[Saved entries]
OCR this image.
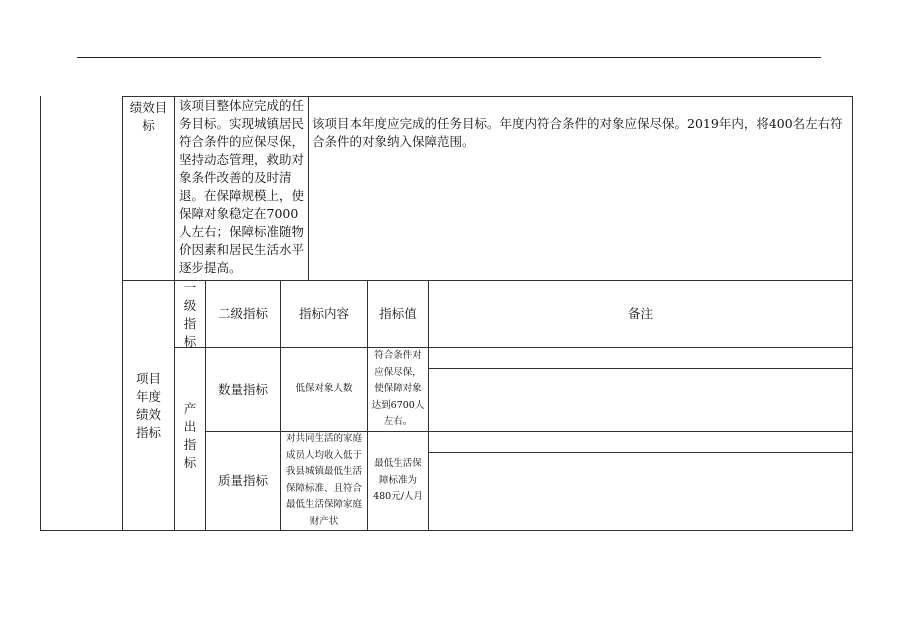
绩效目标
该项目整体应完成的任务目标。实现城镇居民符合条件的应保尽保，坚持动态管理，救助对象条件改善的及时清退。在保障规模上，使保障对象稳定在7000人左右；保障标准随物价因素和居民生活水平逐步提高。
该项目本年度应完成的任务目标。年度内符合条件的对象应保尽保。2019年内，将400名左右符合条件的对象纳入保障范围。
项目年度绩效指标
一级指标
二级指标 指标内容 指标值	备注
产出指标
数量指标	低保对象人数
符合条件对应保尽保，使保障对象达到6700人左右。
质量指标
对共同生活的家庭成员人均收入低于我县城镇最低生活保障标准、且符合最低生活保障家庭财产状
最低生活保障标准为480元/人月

--

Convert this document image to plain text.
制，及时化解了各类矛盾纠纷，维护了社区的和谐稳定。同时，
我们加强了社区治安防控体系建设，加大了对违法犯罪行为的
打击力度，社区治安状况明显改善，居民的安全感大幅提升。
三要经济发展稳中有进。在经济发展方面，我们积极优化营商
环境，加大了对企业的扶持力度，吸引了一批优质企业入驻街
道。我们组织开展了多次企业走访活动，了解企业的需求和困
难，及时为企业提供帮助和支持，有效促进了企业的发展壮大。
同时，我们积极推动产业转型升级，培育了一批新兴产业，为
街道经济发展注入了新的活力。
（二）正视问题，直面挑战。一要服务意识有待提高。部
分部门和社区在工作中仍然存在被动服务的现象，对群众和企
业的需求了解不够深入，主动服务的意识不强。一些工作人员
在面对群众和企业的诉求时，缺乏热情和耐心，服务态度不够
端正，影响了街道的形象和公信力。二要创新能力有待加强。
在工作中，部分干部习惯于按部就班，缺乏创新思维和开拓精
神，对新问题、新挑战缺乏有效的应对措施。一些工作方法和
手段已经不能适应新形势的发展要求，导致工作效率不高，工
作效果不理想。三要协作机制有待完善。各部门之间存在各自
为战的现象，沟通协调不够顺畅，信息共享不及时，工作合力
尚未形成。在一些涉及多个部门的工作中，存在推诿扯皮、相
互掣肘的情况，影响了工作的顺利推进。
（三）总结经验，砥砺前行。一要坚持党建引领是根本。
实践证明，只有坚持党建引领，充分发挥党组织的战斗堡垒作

...

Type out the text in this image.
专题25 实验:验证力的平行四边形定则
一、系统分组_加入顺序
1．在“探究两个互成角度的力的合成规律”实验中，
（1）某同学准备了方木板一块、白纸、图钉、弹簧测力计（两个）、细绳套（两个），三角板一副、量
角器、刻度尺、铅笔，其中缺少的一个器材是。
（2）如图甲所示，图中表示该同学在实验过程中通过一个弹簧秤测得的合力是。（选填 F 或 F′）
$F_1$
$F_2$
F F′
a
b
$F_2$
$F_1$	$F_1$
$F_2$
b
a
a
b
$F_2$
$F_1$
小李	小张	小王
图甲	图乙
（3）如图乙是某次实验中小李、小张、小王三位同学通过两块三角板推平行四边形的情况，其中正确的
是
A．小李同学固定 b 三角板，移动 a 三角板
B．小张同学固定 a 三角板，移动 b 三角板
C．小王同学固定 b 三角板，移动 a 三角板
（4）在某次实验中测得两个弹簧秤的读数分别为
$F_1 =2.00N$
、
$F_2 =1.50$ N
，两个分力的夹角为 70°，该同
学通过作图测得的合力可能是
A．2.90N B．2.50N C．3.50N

Aim: Which lines include "image"? Copy each of them out.

Solution to the problem:
OCR this image.
Convert this document image to plain text.
Type out the text in this image.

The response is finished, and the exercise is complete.